WORK TO COMPLETE: All of the data needs to be repeated exactly.

SUPPLIED DATA:
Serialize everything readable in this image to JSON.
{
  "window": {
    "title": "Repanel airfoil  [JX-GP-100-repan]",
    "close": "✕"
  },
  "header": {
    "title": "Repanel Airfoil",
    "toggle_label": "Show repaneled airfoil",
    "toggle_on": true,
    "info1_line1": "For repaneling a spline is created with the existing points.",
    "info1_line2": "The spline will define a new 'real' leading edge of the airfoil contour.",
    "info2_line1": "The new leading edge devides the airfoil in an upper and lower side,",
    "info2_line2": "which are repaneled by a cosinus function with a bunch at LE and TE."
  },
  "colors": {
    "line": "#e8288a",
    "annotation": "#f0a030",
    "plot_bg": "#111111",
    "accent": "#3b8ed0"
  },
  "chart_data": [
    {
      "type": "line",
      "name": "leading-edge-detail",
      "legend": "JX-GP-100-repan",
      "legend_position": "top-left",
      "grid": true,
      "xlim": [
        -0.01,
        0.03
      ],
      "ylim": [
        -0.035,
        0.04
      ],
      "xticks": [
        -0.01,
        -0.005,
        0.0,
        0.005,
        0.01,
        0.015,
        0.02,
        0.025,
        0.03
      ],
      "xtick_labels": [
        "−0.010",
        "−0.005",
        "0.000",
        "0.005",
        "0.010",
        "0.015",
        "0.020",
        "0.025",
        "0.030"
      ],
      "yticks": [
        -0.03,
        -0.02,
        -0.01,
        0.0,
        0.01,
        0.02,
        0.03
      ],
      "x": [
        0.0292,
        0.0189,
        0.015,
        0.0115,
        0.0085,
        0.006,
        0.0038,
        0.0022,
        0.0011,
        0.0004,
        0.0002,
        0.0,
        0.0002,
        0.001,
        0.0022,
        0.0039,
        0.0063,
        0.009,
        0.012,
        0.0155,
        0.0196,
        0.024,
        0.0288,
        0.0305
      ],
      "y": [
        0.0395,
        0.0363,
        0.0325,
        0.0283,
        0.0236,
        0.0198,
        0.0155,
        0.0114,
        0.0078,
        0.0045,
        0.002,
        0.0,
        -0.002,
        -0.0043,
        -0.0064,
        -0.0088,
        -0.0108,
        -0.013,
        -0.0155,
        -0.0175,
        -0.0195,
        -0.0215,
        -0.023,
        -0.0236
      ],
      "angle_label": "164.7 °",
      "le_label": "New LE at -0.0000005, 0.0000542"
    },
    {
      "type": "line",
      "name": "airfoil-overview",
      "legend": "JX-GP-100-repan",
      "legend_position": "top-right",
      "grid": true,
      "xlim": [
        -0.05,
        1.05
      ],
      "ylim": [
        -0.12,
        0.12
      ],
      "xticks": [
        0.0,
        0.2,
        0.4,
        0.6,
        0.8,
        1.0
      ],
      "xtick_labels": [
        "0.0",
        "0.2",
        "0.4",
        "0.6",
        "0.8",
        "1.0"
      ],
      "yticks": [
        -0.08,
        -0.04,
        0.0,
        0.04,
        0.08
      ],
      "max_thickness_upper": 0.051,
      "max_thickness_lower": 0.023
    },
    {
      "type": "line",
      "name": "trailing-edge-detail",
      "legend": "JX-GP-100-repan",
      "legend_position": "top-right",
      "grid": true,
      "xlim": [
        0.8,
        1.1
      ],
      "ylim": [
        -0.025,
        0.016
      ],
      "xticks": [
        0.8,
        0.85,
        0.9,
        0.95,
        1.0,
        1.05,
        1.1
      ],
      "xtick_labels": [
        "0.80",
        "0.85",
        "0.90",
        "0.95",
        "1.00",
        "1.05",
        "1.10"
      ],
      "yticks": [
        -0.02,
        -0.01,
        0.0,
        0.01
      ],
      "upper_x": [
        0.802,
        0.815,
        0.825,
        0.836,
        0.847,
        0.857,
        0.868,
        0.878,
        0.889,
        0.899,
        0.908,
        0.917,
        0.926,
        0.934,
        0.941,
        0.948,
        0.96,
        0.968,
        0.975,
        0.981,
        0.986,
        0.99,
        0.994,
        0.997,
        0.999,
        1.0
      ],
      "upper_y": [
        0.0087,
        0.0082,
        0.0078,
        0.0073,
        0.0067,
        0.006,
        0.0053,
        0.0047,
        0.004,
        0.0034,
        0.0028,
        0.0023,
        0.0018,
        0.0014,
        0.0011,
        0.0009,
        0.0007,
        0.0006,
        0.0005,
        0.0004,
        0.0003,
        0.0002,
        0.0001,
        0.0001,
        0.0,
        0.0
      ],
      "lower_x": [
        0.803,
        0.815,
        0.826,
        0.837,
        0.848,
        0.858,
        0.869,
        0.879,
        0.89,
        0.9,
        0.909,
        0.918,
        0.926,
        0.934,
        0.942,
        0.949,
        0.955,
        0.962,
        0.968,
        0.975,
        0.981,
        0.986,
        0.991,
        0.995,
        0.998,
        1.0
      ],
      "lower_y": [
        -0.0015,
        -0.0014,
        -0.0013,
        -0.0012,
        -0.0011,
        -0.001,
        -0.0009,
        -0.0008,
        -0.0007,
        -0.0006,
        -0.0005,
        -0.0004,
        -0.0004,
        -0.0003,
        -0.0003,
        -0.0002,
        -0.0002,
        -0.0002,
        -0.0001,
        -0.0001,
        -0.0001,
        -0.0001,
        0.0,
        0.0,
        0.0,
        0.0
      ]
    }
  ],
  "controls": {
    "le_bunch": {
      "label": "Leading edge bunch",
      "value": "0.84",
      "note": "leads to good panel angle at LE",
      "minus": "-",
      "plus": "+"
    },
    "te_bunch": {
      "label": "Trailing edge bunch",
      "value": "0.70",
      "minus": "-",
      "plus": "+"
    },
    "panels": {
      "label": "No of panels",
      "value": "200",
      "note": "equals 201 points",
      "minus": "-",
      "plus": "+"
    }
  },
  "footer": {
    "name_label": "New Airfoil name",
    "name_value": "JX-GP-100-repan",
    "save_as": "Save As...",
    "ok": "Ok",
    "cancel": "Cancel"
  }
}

SOLUTION:
Serialize everything readable in this image to JSON.
{
  "window": {
    "title": "Repanel airfoil  [JX-GP-100-repan]",
    "close": "✕"
  },
  "header": {
    "title": "Repanel Airfoil",
    "toggle_label": "Show repaneled airfoil",
    "toggle_on": true,
    "info1_line1": "For repaneling a spline is created with the existing points.",
    "info1_line2": "The spline will define a new 'real' leading edge of the airfoil contour.",
    "info2_line1": "The new leading edge devides the airfoil in an upper and lower side,",
    "info2_line2": "which are repaneled by a cosinus function with a bunch at LE and TE."
  },
  "colors": {
    "line": "#e8288a",
    "annotation": "#f0a030",
    "plot_bg": "#111111",
    "accent": "#3b8ed0"
  },
  "chart_data": [
    {
      "type": "line",
      "name": "leading-edge-detail",
      "legend": "JX-GP-100-repan",
      "legend_position": "top-left",
      "grid": true,
      "xlim": [
        -0.01,
        0.03
      ],
      "ylim": [
        -0.035,
        0.04
      ],
      "xticks": [
        -0.01,
        -0.005,
        0.0,
        0.005,
        0.01,
        0.015,
        0.02,
        0.025,
        0.03
      ],
      "xtick_labels": [
        "−0.010",
        "−0.005",
        "0.000",
        "0.005",
        "0.010",
        "0.015",
        "0.020",
        "0.025",
        "0.030"
      ],
      "yticks": [
        -0.03,
        -0.02,
        -0.01,
        0.0,
        0.01,
        0.02,
        0.03
      ],
      "x": [
        0.0292,
        0.0189,
        0.015,
        0.0115,
        0.0085,
        0.006,
        0.0038,
        0.0022,
        0.0011,
        0.0004,
        0.0002,
        0.0,
        0.0002,
        0.001,
        0.0022,
        0.0039,
        0.0063,
        0.009,
        0.012,
        0.0155,
        0.0196,
        0.024,
        0.0288,
        0.0305
      ],
      "y": [
        0.0395,
        0.0363,
        0.0325,
        0.0283,
        0.0236,
        0.0198,
        0.0155,
        0.0114,
        0.0078,
        0.0045,
        0.002,
        0.0,
        -0.002,
        -0.0043,
        -0.0064,
        -0.0088,
        -0.0108,
        -0.013,
        -0.0155,
        -0.0175,
        -0.0195,
        -0.0215,
        -0.023,
        -0.0236
      ],
      "angle_label": "164.7 °",
      "le_label": "New LE at -0.0000005, 0.0000542"
    },
    {
      "type": "line",
      "name": "airfoil-overview",
      "legend": "JX-GP-100-repan",
      "legend_position": "top-right",
      "grid": true,
      "xlim": [
        -0.05,
        1.05
      ],
      "ylim": [
        -0.12,
        0.12
      ],
      "xticks": [
        0.0,
        0.2,
        0.4,
        0.6,
        0.8,
        1.0
      ],
      "xtick_labels": [
        "0.0",
        "0.2",
        "0.4",
        "0.6",
        "0.8",
        "1.0"
      ],
      "yticks": [
        -0.08,
        -0.04,
        0.0,
        0.04,
        0.08
      ],
      "max_thickness_upper": 0.051,
      "max_thickness_lower": 0.023
    },
    {
      "type": "line",
      "name": "trailing-edge-detail",
      "legend": "JX-GP-100-repan",
      "legend_position": "top-right",
      "grid": true,
      "xlim": [
        0.8,
        1.1
      ],
      "ylim": [
        -0.025,
        0.016
      ],
      "xticks": [
        0.8,
        0.85,
        0.9,
        0.95,
        1.0,
        1.05,
        1.1
      ],
      "xtick_labels": [
        "0.80",
        "0.85",
        "0.90",
        "0.95",
        "1.00",
        "1.05",
        "1.10"
      ],
      "yticks": [
        -0.02,
        -0.01,
        0.0,
        0.01
      ],
      "upper_x": [
        0.802,
        0.815,
        0.825,
        0.836,
        0.847,
        0.857,
        0.868,
        0.878,
        0.889,
        0.899,
        0.908,
        0.917,
        0.926,
        0.934,
        0.941,
        0.948,
        0.96,
        0.968,
        0.975,
        0.981,
        0.986,
        0.99,
        0.994,
        0.997,
        0.999,
        1.0
      ],
      "upper_y": [
        0.0087,
        0.0082,
        0.0078,
        0.0073,
        0.0067,
        0.006,
        0.0053,
        0.0047,
        0.004,
        0.0034,
        0.0028,
        0.0023,
        0.0018,
        0.0014,
        0.0011,
        0.0009,
        0.0007,
        0.0006,
        0.0005,
        0.0004,
        0.0003,
        0.0002,
        0.0001,
        0.0001,
        0.0,
        0.0
      ],
      "lower_x": [
        0.803,
        0.815,
        0.826,
        0.837,
        0.848,
        0.858,
        0.869,
        0.879,
        0.89,
        0.9,
        0.909,
        0.918,
        0.926,
        0.934,
        0.942,
        0.949,
        0.955,
        0.962,
        0.968,
        0.975,
        0.981,
        0.986,
        0.991,
        0.995,
        0.998,
        1.0
      ],
      "lower_y": [
        -0.0015,
        -0.0014,
        -0.0013,
        -0.0012,
        -0.0011,
        -0.001,
        -0.0009,
        -0.0008,
        -0.0007,
        -0.0006,
        -0.0005,
        -0.0004,
        -0.0004,
        -0.0003,
        -0.0003,
        -0.0002,
        -0.0002,
        -0.0002,
        -0.0001,
        -0.0001,
        -0.0001,
        -0.0001,
        0.0,
        0.0,
        0.0,
        0.0
      ]
    }
  ],
  "controls": {
    "le_bunch": {
      "label": "Leading edge bunch",
      "value": "0.84",
      "note": "leads to good panel angle at LE",
      "minus": "-",
      "plus": "+"
    },
    "te_bunch": {
      "label": "Trailing edge bunch",
      "value": "0.70",
      "minus": "-",
      "plus": "+"
    },
    "panels": {
      "label": "No of panels",
      "value": "200",
      "note": "equals 201 points",
      "minus": "-",
      "plus": "+"
    }
  },
  "footer": {
    "name_label": "New Airfoil name",
    "name_value": "JX-GP-100-repan",
    "save_as": "Save As...",
    "ok": "Ok",
    "cancel": "Cancel"
  }
}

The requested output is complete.